Dataset records
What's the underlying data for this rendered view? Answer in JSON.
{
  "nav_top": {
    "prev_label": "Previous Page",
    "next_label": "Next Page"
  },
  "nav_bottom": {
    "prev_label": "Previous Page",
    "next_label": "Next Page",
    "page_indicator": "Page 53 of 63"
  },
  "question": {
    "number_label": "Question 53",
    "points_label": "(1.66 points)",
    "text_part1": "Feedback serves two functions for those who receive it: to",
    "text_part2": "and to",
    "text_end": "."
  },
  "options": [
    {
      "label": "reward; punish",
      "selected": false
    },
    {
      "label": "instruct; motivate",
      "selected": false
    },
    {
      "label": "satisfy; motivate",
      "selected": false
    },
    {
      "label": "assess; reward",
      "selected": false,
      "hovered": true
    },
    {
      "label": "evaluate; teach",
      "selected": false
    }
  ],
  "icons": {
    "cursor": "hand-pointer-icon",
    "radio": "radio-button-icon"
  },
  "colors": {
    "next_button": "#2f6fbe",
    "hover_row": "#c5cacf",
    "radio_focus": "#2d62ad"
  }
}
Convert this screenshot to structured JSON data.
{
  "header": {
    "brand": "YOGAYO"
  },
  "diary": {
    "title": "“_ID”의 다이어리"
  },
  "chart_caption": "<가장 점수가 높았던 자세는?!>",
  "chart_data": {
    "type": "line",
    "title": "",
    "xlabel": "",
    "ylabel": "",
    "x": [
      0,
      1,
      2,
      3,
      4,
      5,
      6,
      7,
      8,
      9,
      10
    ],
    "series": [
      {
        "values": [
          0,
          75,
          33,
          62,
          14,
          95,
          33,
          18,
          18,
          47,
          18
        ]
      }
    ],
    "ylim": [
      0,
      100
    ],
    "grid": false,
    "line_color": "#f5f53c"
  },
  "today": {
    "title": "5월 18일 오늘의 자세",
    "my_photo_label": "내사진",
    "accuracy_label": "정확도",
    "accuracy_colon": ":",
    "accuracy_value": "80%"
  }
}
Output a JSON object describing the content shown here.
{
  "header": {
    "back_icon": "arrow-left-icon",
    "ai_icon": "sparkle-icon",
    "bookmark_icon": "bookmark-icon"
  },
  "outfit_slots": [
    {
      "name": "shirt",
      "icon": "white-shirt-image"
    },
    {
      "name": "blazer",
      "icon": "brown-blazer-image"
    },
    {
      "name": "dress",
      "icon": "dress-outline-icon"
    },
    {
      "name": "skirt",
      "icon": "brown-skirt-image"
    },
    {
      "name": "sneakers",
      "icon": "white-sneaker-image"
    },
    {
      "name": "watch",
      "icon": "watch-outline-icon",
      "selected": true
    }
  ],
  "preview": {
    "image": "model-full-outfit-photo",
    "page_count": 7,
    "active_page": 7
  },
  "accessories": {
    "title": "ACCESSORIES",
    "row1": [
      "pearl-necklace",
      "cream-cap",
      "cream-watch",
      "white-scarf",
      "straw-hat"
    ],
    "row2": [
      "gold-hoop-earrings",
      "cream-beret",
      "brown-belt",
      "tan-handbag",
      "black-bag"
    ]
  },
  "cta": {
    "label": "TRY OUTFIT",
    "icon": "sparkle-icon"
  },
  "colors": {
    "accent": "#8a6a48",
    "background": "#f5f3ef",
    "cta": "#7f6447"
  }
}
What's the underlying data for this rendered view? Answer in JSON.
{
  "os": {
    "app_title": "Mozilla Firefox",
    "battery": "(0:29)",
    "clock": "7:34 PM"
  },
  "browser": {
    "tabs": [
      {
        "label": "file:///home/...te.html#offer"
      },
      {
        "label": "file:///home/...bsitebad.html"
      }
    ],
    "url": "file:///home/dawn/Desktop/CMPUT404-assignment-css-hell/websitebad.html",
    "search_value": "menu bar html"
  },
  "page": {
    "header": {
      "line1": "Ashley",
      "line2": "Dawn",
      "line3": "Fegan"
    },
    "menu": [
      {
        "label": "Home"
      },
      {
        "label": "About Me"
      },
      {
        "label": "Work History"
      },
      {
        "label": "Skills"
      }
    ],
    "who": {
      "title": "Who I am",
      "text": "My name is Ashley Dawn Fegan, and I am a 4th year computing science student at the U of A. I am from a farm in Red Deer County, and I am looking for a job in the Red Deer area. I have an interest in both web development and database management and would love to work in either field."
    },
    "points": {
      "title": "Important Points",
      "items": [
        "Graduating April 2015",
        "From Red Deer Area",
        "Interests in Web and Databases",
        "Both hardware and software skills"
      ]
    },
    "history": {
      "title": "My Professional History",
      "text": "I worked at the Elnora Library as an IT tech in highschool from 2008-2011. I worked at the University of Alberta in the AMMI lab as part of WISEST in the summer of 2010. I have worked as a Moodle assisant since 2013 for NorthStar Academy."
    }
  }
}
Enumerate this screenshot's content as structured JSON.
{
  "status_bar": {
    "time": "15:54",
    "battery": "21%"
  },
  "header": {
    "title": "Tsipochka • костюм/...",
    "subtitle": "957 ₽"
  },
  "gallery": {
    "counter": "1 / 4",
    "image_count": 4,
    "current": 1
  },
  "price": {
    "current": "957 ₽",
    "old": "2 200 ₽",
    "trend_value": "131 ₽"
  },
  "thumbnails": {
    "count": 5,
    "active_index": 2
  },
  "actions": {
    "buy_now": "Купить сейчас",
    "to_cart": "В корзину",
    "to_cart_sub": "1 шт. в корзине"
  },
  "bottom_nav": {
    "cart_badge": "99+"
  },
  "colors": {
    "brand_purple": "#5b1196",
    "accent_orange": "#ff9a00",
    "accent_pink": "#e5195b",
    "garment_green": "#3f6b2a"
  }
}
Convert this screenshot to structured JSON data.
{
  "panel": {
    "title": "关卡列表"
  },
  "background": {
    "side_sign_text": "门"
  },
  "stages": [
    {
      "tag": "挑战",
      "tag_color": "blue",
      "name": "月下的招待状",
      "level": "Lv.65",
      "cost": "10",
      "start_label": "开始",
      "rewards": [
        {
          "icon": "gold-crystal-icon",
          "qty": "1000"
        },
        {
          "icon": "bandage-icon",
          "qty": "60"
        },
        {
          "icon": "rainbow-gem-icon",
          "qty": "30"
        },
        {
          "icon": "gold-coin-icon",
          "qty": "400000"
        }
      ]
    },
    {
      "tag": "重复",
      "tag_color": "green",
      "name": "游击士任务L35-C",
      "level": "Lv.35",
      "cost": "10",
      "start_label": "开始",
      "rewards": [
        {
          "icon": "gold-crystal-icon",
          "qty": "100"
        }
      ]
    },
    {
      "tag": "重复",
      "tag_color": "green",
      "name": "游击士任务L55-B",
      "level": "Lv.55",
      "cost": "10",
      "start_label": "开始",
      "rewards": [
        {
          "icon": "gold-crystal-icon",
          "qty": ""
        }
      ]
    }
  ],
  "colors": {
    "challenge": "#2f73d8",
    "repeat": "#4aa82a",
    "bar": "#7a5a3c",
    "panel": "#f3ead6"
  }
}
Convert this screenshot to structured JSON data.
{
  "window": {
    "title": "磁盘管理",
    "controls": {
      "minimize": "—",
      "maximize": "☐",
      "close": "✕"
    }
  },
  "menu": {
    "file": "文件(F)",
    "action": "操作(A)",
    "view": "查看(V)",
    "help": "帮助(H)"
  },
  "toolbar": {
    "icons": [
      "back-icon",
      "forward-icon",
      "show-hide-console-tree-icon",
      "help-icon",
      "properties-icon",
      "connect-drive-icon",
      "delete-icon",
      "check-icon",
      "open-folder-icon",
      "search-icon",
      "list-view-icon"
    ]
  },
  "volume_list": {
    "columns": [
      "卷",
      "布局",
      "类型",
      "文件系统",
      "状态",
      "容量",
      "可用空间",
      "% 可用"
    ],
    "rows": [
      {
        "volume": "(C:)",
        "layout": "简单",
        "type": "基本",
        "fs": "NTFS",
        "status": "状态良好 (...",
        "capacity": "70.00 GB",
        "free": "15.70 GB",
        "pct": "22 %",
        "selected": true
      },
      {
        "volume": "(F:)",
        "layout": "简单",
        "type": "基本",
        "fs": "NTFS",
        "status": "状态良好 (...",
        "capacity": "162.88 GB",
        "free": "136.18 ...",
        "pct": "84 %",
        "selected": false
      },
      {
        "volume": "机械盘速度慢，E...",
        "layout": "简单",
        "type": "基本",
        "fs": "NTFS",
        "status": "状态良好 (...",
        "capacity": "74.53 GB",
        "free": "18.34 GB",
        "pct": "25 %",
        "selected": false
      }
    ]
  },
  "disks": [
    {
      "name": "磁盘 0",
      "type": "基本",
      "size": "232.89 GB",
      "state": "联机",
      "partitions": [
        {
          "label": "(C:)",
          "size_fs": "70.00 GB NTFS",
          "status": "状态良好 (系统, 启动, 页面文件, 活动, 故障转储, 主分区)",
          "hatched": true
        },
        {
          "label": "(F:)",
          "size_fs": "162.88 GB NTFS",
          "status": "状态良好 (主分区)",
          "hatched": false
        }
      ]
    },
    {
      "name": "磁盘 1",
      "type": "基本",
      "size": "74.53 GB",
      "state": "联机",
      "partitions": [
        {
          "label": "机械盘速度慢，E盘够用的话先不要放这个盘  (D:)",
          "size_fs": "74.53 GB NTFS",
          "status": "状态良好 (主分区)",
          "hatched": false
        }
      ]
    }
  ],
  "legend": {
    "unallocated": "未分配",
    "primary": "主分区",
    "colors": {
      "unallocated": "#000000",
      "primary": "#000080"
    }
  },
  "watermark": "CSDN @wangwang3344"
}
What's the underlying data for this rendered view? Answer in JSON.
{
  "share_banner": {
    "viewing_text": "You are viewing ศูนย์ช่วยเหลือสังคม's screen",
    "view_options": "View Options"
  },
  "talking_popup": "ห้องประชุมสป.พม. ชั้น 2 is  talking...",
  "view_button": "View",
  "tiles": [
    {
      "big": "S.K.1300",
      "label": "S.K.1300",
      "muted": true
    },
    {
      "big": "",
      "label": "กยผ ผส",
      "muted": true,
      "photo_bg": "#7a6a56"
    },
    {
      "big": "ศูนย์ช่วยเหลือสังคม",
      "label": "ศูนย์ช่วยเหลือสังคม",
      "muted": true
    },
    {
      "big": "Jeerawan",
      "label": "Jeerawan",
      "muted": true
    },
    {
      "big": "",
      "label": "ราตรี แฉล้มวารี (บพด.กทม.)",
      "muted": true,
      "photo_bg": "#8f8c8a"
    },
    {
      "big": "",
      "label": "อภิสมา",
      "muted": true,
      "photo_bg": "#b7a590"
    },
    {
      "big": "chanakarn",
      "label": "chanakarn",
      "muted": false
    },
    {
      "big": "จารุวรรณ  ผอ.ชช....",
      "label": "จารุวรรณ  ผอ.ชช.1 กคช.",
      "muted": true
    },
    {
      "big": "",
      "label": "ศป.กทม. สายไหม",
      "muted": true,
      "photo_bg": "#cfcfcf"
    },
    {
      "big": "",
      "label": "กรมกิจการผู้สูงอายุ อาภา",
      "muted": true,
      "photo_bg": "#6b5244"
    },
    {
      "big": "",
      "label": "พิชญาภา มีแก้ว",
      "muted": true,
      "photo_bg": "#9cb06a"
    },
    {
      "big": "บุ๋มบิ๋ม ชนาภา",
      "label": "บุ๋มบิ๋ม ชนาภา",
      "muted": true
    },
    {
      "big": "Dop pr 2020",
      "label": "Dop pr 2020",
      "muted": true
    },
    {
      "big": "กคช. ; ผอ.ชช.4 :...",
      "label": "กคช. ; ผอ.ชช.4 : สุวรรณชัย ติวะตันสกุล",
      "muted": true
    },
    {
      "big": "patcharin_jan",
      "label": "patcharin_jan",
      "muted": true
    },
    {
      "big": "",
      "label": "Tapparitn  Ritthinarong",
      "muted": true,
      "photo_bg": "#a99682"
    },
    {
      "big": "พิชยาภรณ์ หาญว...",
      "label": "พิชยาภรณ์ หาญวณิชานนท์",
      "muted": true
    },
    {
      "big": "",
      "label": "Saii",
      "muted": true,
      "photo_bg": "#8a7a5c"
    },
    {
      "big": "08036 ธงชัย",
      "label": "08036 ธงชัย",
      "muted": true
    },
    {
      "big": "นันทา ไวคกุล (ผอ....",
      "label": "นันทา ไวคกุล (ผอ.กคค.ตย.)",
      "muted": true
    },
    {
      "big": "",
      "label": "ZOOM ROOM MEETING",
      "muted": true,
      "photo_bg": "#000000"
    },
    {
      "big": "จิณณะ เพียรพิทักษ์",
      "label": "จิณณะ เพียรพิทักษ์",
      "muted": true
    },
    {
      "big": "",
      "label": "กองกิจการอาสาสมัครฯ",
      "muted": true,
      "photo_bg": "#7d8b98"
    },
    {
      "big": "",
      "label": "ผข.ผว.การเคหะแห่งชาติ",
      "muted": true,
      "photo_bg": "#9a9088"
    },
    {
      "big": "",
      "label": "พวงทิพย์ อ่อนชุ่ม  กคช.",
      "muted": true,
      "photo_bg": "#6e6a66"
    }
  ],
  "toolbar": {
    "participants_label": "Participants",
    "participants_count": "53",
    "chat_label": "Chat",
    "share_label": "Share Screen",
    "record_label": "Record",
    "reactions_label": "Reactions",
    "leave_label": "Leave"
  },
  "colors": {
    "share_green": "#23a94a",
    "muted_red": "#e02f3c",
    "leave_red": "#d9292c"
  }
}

### What you have to do
Tally up how many lines in the preceding listing contain the word "motivate". Give nothing but the number.

### Response to this exercise
2